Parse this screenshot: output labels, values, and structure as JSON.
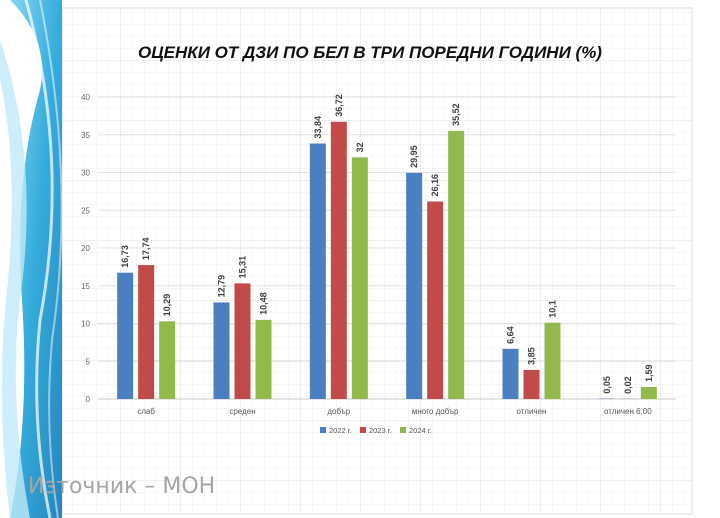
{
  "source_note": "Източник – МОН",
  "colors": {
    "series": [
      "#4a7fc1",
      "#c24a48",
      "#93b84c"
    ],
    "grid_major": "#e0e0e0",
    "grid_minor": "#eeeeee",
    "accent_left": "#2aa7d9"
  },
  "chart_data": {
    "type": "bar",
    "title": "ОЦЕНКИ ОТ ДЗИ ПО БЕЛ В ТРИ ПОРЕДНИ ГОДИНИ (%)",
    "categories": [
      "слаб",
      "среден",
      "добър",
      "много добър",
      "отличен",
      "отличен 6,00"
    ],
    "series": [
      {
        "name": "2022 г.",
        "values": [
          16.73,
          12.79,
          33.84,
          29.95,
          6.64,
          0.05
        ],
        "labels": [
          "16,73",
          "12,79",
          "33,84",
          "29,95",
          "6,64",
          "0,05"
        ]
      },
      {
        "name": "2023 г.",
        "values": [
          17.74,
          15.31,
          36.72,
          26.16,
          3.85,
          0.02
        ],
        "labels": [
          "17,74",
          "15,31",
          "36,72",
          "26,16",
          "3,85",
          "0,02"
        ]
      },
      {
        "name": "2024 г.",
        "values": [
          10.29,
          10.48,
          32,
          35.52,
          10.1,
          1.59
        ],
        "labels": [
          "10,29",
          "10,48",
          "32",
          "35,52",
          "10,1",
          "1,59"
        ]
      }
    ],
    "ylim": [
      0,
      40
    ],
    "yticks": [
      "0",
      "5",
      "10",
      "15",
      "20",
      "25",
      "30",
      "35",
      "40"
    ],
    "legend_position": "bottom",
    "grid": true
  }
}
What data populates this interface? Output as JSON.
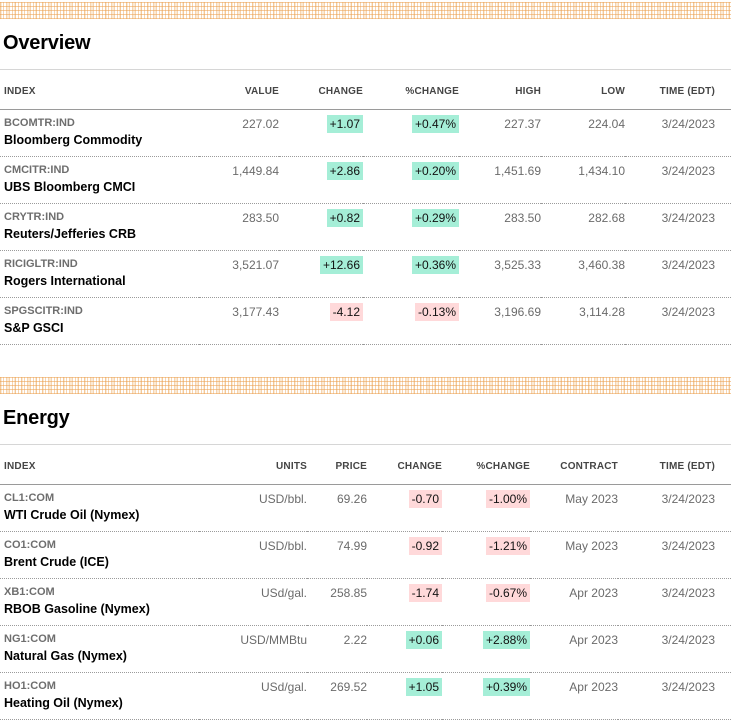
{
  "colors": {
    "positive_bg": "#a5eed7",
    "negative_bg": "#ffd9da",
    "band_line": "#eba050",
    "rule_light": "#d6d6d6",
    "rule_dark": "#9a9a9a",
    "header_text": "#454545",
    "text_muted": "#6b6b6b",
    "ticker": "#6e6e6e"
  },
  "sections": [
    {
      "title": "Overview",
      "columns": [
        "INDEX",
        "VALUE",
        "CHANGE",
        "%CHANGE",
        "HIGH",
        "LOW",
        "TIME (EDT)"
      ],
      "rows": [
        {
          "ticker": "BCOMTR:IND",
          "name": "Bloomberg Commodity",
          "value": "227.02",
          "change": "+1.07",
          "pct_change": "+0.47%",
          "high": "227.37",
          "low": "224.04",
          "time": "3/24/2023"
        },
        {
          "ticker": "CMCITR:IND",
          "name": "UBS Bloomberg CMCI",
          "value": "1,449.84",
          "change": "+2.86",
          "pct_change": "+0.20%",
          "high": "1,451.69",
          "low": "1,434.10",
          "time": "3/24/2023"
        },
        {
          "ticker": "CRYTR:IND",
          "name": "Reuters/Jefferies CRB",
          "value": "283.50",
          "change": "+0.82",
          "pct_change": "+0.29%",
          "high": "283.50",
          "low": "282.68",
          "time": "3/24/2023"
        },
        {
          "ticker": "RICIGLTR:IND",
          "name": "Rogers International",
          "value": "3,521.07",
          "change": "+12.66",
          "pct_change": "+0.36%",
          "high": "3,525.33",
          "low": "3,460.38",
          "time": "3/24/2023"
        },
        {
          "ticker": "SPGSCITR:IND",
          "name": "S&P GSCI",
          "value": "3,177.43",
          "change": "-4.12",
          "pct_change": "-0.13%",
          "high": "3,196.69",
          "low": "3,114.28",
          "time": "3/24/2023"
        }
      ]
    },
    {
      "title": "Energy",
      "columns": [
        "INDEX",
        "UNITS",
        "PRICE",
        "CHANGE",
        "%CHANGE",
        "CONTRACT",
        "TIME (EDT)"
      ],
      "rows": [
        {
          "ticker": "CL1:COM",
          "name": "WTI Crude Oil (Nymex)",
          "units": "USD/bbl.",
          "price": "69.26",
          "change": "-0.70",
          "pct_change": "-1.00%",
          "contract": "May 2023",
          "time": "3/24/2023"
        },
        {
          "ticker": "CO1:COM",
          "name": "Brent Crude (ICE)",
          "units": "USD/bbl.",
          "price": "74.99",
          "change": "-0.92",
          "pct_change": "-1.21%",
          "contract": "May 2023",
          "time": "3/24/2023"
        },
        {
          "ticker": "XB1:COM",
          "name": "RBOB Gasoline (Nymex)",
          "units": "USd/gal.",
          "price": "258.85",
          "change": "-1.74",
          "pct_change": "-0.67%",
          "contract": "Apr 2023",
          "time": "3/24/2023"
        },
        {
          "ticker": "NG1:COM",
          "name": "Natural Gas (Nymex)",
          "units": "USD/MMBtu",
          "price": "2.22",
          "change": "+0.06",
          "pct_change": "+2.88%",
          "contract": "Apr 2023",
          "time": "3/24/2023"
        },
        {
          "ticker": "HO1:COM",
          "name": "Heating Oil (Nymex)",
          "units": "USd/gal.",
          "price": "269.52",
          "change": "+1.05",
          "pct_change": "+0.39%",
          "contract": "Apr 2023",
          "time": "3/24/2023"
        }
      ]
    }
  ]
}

────────────────────

### [TASK PROMPT]
Take the data above and repeat it exactly, leaving each picture out.

### [OUTPUT OF THE EXERCISE]
Parse this screenshot: output labels, values, and structure as JSON.
{
  "source_note": "Източник – МОН",
  "colors": {
    "series": [
      "#4a7fc1",
      "#c24a48",
      "#93b84c"
    ],
    "grid_major": "#e0e0e0",
    "grid_minor": "#eeeeee",
    "accent_left": "#2aa7d9"
  },
  "chart_data": {
    "type": "bar",
    "title": "ОЦЕНКИ ОТ ДЗИ ПО БЕЛ В ТРИ ПОРЕДНИ ГОДИНИ (%)",
    "categories": [
      "слаб",
      "среден",
      "добър",
      "много добър",
      "отличен",
      "отличен 6,00"
    ],
    "series": [
      {
        "name": "2022 г.",
        "values": [
          16.73,
          12.79,
          33.84,
          29.95,
          6.64,
          0.05
        ],
        "labels": [
          "16,73",
          "12,79",
          "33,84",
          "29,95",
          "6,64",
          "0,05"
        ]
      },
      {
        "name": "2023 г.",
        "values": [
          17.74,
          15.31,
          36.72,
          26.16,
          3.85,
          0.02
        ],
        "labels": [
          "17,74",
          "15,31",
          "36,72",
          "26,16",
          "3,85",
          "0,02"
        ]
      },
      {
        "name": "2024 г.",
        "values": [
          10.29,
          10.48,
          32,
          35.52,
          10.1,
          1.59
        ],
        "labels": [
          "10,29",
          "10,48",
          "32",
          "35,52",
          "10,1",
          "1,59"
        ]
      }
    ],
    "ylim": [
      0,
      40
    ],
    "yticks": [
      "0",
      "5",
      "10",
      "15",
      "20",
      "25",
      "30",
      "35",
      "40"
    ],
    "legend_position": "bottom",
    "grid": true
  }
}
What data populates this interface? Output as JSON.
{
  "colors": {
    "positive_bg": "#a5eed7",
    "negative_bg": "#ffd9da",
    "band_line": "#eba050",
    "rule_light": "#d6d6d6",
    "rule_dark": "#9a9a9a",
    "header_text": "#454545",
    "text_muted": "#6b6b6b",
    "ticker": "#6e6e6e"
  },
  "sections": [
    {
      "title": "Overview",
      "columns": [
        "INDEX",
        "VALUE",
        "CHANGE",
        "%CHANGE",
        "HIGH",
        "LOW",
        "TIME (EDT)"
      ],
      "rows": [
        {
          "ticker": "BCOMTR:IND",
          "name": "Bloomberg Commodity",
          "value": "227.02",
          "change": "+1.07",
          "pct_change": "+0.47%",
          "high": "227.37",
          "low": "224.04",
          "time": "3/24/2023"
        },
        {
          "ticker": "CMCITR:IND",
          "name": "UBS Bloomberg CMCI",
          "value": "1,449.84",
          "change": "+2.86",
          "pct_change": "+0.20%",
          "high": "1,451.69",
          "low": "1,434.10",
          "time": "3/24/2023"
        },
        {
          "ticker": "CRYTR:IND",
          "name": "Reuters/Jefferies CRB",
          "value": "283.50",
          "change": "+0.82",
          "pct_change": "+0.29%",
          "high": "283.50",
          "low": "282.68",
          "time": "3/24/2023"
        },
        {
          "ticker": "RICIGLTR:IND",
          "name": "Rogers International",
          "value": "3,521.07",
          "change": "+12.66",
          "pct_change": "+0.36%",
          "high": "3,525.33",
          "low": "3,460.38",
          "time": "3/24/2023"
        },
        {
          "ticker": "SPGSCITR:IND",
          "name": "S&P GSCI",
          "value": "3,177.43",
          "change": "-4.12",
          "pct_change": "-0.13%",
          "high": "3,196.69",
          "low": "3,114.28",
          "time": "3/24/2023"
        }
      ]
    },
    {
      "title": "Energy",
      "columns": [
        "INDEX",
        "UNITS",
        "PRICE",
        "CHANGE",
        "%CHANGE",
        "CONTRACT",
        "TIME (EDT)"
      ],
      "rows": [
        {
          "ticker": "CL1:COM",
          "name": "WTI Crude Oil (Nymex)",
          "units": "USD/bbl.",
          "price": "69.26",
          "change": "-0.70",
          "pct_change": "-1.00%",
          "contract": "May 2023",
          "time": "3/24/2023"
        },
        {
          "ticker": "CO1:COM",
          "name": "Brent Crude (ICE)",
          "units": "USD/bbl.",
          "price": "74.99",
          "change": "-0.92",
          "pct_change": "-1.21%",
          "contract": "May 2023",
          "time": "3/24/2023"
        },
        {
          "ticker": "XB1:COM",
          "name": "RBOB Gasoline (Nymex)",
          "units": "USd/gal.",
          "price": "258.85",
          "change": "-1.74",
          "pct_change": "-0.67%",
          "contract": "Apr 2023",
          "time": "3/24/2023"
        },
        {
          "ticker": "NG1:COM",
          "name": "Natural Gas (Nymex)",
          "units": "USD/MMBtu",
          "price": "2.22",
          "change": "+0.06",
          "pct_change": "+2.88%",
          "contract": "Apr 2023",
          "time": "3/24/2023"
        },
        {
          "ticker": "HO1:COM",
          "name": "Heating Oil (Nymex)",
          "units": "USd/gal.",
          "price": "269.52",
          "change": "+1.05",
          "pct_change": "+0.39%",
          "contract": "Apr 2023",
          "time": "3/24/2023"
        }
      ]
    }
  ]
}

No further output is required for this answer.